Supplied text —
========
Comparison of sepsis-associated acute kidney injury with different degrees and causes reveals patterns in mitochondrial metabolism and immune infiltration changes.

Sepsis-associated acute kidney injury (SA-AKI) is a common complication in critically ill patients, characterized by high morbidity and mortality rates. It remains primarily treated with supportive and nonspecific therapies because of the absence of effective diagnostic biomarkers and therapeutic targets. This study utilized cecal ligation and puncture (CLP) and intraperitoneal injection of lipopolysaccharide (LPS) to create a murine model of SA-AKI, simulating various degrees of severity and aetiologies. Renal transcriptome sequencing was performed, followed by extensive bioinformatic analyses, including gene expression trend analysis using the Mfuzz package, weighted gene co-expression network analysis (WGCNA), protein-protein interaction (PPI) networks, and Cibersort immune infiltration analysis, to uncover key molecular changes in SA-AKI. Transcriptome analysis revealed that SA-AKI induces mitochondrial dysfunction and metabolic disturbances. As the severity of SA-AKI increases, immune-inflammatory activity becomes more pronounced, along with significant metabolic dysfunction. Variations in immune cell infiltration between different aetiologies of SA-AKI suggest distinct immune response patterns and timing. Six hub mitochondrial differentially expressed genes (MitoDEGs) related to SA-AKI severity were identified and validated, showing significant associations with immune cell infiltration. These findings provide valuable insights into SA-AKI pathogenesis and the exploration of therapeutic targets.
========
Data for review —
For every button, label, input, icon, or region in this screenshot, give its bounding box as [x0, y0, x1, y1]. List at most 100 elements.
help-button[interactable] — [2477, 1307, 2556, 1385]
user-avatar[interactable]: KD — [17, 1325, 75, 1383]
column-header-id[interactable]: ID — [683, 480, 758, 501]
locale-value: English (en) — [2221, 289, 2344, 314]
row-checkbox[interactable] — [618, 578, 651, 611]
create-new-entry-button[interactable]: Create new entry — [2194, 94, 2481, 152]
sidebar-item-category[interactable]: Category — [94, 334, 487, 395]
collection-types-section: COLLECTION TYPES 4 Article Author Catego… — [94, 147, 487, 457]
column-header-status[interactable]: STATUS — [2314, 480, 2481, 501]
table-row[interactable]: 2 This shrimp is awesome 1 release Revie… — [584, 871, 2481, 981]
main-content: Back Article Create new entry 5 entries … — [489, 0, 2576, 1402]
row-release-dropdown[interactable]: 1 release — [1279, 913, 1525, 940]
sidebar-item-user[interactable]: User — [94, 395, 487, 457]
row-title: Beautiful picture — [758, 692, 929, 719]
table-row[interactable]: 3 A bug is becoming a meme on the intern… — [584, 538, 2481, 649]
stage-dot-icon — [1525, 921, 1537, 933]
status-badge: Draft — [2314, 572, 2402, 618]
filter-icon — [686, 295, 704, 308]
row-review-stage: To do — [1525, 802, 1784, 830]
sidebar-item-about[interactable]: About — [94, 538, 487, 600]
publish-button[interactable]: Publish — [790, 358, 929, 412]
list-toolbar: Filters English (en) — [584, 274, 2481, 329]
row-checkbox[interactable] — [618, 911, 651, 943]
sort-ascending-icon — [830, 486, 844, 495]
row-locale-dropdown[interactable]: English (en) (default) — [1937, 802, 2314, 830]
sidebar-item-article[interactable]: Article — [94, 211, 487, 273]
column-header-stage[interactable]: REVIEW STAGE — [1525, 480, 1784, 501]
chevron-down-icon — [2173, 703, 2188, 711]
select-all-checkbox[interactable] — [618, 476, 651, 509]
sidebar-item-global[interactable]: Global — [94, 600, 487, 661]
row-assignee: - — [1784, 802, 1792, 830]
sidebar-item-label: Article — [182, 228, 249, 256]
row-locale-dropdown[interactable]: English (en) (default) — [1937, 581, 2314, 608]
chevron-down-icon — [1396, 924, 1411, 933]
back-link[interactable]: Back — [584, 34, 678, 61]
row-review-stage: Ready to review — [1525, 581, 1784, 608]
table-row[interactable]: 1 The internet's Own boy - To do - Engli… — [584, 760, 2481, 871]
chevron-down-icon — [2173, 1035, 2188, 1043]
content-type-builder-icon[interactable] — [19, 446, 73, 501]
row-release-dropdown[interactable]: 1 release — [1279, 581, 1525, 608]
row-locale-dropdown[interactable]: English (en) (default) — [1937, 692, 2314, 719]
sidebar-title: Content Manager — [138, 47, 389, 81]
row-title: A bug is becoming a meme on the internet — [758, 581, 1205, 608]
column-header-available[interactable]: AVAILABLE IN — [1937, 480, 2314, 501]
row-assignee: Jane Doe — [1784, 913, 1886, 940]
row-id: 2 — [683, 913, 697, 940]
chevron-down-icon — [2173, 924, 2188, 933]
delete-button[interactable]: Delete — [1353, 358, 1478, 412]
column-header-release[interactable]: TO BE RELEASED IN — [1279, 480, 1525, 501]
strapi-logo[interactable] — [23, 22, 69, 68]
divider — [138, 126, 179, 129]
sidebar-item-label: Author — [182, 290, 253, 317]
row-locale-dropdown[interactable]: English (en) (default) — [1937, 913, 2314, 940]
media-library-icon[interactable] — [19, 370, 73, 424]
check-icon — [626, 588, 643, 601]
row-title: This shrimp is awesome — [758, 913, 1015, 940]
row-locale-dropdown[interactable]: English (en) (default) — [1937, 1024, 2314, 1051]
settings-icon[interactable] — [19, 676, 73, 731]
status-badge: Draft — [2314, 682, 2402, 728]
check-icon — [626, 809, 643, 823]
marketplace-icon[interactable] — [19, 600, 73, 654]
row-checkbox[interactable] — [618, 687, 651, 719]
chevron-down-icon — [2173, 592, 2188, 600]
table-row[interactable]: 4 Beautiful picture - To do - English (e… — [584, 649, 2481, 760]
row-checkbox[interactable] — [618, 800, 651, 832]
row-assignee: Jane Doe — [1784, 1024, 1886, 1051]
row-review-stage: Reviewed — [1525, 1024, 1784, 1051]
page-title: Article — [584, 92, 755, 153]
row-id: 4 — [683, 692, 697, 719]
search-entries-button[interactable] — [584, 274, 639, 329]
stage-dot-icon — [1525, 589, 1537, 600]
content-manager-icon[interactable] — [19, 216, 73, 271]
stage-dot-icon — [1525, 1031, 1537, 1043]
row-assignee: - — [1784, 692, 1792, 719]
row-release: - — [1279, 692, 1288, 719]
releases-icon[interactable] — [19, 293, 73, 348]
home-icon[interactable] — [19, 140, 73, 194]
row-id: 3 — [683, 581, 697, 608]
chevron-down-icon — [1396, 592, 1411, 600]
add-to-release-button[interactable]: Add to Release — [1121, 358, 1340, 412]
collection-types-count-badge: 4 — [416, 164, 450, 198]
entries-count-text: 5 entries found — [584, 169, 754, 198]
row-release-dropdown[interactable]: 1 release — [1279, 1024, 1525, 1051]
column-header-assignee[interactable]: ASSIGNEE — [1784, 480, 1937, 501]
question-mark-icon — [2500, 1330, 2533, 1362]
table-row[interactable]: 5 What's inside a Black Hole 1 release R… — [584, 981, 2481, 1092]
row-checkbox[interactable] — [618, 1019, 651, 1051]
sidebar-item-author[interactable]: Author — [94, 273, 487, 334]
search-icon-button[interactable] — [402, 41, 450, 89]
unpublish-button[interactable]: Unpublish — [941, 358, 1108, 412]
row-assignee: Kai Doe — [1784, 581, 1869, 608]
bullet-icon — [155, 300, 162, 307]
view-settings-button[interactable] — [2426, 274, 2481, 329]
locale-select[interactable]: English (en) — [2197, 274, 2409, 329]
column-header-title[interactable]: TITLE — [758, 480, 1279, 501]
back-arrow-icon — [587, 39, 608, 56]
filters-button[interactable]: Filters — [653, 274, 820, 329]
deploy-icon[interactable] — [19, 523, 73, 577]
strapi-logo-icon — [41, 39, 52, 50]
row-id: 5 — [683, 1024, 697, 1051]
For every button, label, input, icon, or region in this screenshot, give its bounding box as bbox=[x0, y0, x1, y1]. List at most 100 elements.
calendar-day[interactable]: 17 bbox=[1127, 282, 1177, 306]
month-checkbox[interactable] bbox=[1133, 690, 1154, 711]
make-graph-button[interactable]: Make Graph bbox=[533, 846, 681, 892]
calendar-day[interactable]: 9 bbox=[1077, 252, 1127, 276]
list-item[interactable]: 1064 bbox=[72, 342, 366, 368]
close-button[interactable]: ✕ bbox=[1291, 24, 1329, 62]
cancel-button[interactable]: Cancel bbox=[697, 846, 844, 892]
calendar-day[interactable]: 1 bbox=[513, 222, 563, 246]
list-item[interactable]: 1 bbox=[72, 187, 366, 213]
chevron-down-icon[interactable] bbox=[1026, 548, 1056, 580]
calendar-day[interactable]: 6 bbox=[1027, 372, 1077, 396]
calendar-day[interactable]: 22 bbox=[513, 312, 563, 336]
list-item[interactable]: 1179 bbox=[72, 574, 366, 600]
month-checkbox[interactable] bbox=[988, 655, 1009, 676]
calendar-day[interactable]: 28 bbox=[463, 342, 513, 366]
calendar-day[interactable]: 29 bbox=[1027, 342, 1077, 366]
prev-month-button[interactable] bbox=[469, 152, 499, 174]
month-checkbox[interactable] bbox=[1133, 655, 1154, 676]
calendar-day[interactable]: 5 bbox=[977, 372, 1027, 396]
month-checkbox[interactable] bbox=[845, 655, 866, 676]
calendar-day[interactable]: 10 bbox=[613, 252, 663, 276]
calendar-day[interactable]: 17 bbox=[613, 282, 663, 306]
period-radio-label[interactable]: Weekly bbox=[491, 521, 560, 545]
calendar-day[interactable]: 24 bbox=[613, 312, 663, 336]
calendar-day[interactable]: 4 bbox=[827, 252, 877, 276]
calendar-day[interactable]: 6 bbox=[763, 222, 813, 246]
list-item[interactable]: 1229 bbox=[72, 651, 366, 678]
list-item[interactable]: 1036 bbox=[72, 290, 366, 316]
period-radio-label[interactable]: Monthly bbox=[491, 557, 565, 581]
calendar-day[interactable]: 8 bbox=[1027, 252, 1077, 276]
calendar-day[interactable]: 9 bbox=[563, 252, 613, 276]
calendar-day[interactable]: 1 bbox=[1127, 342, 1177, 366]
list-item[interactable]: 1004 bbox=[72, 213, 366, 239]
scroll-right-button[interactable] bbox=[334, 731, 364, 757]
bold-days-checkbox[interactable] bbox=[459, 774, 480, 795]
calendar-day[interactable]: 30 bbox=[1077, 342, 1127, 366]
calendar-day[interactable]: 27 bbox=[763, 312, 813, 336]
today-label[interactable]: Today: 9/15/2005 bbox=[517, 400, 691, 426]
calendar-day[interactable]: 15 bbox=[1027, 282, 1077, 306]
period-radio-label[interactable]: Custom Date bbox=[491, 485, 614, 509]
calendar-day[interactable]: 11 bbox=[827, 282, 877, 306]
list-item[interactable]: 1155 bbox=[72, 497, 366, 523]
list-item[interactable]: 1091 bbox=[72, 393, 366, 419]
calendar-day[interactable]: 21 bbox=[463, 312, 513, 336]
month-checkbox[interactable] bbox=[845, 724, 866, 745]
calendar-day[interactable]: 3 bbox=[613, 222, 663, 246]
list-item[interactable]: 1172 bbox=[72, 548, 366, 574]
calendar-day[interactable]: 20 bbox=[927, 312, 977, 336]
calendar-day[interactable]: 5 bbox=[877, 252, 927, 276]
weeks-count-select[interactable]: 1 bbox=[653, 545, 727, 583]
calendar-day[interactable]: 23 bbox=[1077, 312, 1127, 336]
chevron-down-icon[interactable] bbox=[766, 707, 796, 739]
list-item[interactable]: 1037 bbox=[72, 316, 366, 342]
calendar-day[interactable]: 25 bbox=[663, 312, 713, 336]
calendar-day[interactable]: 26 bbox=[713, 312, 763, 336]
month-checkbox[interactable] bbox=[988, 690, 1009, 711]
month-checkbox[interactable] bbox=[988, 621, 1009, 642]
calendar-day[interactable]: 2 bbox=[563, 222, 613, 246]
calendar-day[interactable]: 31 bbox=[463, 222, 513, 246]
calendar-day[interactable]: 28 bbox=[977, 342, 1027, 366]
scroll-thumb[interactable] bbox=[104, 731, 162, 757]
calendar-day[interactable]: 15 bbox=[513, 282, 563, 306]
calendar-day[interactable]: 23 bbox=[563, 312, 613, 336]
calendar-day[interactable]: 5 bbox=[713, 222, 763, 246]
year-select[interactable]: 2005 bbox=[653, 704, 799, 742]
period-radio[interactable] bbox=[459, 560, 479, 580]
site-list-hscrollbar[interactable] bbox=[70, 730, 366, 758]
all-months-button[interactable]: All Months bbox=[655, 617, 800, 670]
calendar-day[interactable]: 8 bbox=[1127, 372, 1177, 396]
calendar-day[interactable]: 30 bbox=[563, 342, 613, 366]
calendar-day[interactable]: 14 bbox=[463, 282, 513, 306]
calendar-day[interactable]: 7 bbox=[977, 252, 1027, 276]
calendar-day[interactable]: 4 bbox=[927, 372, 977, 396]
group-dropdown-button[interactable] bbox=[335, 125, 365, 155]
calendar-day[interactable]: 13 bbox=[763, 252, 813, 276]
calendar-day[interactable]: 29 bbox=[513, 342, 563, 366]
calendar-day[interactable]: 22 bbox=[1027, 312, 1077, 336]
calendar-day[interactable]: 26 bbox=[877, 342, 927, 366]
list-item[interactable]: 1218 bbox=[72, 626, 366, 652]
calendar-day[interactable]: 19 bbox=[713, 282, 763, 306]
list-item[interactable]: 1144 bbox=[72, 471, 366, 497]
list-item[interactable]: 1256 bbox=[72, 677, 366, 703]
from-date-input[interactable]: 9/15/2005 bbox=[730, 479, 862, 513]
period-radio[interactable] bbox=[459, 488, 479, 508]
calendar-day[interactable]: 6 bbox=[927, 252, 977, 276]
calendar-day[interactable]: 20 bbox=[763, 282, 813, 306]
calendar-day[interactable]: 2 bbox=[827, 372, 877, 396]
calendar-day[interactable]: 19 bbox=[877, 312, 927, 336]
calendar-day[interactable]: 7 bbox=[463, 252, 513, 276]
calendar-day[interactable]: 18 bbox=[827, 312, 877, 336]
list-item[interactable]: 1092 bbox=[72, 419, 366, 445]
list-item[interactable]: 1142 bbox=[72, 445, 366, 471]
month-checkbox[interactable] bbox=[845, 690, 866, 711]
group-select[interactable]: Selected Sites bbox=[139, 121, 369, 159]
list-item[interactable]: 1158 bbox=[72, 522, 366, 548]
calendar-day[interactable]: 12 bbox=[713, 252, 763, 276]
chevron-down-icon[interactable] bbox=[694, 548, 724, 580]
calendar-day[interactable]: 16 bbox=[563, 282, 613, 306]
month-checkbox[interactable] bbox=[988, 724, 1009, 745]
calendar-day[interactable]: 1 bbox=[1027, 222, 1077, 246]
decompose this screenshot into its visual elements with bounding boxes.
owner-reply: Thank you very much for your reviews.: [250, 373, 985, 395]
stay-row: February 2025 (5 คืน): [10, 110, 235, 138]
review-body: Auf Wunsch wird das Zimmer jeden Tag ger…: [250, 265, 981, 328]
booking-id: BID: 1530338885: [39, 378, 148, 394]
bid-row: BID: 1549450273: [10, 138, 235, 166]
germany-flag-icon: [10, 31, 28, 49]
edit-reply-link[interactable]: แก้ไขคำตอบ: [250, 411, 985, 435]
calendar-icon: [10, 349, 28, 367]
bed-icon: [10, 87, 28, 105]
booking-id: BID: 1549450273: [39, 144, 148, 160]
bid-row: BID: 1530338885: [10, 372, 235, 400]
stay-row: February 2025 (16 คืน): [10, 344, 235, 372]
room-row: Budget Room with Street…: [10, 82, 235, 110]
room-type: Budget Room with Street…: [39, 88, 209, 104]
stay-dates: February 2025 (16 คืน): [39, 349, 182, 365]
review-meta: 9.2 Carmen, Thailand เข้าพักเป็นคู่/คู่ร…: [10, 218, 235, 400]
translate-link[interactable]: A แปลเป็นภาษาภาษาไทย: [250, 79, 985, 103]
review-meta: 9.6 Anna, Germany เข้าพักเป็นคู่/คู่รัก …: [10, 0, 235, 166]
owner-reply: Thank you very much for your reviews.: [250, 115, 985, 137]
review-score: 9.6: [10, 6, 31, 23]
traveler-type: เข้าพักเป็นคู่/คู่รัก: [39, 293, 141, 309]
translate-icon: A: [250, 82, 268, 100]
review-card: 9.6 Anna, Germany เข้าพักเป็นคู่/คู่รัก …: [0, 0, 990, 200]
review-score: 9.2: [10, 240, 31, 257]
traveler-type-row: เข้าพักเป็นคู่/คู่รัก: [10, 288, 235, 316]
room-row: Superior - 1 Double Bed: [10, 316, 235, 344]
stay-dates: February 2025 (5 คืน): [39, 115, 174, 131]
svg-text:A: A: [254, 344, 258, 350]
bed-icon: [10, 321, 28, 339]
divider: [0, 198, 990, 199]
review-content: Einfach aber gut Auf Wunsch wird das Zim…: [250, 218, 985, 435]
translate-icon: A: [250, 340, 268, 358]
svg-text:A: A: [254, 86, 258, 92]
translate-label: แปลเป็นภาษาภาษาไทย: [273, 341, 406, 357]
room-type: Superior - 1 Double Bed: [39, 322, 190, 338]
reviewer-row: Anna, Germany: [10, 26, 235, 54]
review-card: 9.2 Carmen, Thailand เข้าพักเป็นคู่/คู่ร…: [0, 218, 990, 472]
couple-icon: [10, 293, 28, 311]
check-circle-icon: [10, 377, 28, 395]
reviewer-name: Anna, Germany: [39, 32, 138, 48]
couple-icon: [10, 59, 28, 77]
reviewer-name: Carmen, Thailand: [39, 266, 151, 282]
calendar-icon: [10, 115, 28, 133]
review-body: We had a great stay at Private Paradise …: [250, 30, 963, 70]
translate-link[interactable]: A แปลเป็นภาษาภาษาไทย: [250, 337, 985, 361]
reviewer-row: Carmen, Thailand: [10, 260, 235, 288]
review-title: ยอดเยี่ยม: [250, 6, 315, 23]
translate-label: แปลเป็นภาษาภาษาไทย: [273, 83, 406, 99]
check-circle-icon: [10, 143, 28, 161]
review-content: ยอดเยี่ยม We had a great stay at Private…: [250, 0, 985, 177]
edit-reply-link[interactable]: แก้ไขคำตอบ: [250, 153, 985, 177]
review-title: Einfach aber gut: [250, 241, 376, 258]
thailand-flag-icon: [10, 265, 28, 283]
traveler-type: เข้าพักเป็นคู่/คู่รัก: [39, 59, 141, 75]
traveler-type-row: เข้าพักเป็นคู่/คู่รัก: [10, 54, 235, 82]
========
Prompt A —
Answer these questions from the SA-AKI abstract, one per line:
(i) Which two methods were used to create the murine model of SA-AKI?
(ii) Which package was used for the gene expression trend analysis?
(iii) How many hub mitochondrial differentially expressed genes were identified and validated?
Prompt B — Extract the passage of the SA-AKI abstract from "Comparison of sepsis-associated" up to and including "immune infiltration changes.".

Answer area A —
(i) Cecal ligation and puncture (CLP) and intraperitoneal injection of lipopolysaccharide (LPS)
(ii) The Mfuzz package
(iii) Six

Answer area B —
Comparison of sepsis-associated acute kidney injury with different degrees and causes reveals patterns in mitochondrial metabolism and immune infiltration changes.